+++ Supplied records
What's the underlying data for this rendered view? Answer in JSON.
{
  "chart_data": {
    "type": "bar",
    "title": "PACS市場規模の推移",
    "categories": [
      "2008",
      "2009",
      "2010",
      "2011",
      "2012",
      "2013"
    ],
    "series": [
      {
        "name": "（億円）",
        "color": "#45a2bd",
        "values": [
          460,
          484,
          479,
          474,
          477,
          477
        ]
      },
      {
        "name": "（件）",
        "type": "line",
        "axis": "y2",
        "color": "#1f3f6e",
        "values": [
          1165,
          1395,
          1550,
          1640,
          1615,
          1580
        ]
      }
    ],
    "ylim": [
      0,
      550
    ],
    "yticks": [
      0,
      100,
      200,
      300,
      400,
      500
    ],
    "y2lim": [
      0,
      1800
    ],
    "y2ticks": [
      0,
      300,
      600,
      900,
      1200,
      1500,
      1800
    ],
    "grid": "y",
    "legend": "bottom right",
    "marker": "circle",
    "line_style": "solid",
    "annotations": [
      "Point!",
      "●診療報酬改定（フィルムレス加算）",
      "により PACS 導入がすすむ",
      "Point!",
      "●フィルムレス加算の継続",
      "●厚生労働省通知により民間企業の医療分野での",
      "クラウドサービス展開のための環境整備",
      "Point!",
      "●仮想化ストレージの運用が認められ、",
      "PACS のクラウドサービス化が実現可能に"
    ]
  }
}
++++++
▶ _To be done_:
The records above must be output exactly, in full.

▶ _Final answer_:
What's the underlying data for this rendered view? Answer in JSON.
{
  "chart_data": {
    "type": "bar",
    "title": "PACS市場規模の推移",
    "categories": [
      "2008",
      "2009",
      "2010",
      "2011",
      "2012",
      "2013"
    ],
    "series": [
      {
        "name": "（億円）",
        "color": "#45a2bd",
        "values": [
          460,
          484,
          479,
          474,
          477,
          477
        ]
      },
      {
        "name": "（件）",
        "type": "line",
        "axis": "y2",
        "color": "#1f3f6e",
        "values": [
          1165,
          1395,
          1550,
          1640,
          1615,
          1580
        ]
      }
    ],
    "ylim": [
      0,
      550
    ],
    "yticks": [
      0,
      100,
      200,
      300,
      400,
      500
    ],
    "y2lim": [
      0,
      1800
    ],
    "y2ticks": [
      0,
      300,
      600,
      900,
      1200,
      1500,
      1800
    ],
    "grid": "y",
    "legend": "bottom right",
    "marker": "circle",
    "line_style": "solid",
    "annotations": [
      "Point!",
      "●診療報酬改定（フィルムレス加算）",
      "により PACS 導入がすすむ",
      "Point!",
      "●フィルムレス加算の継続",
      "●厚生労働省通知により民間企業の医療分野での",
      "クラウドサービス展開のための環境整備",
      "Point!",
      "●仮想化ストレージの運用が認められ、",
      "PACS のクラウドサービス化が実現可能に"
    ]
  }
}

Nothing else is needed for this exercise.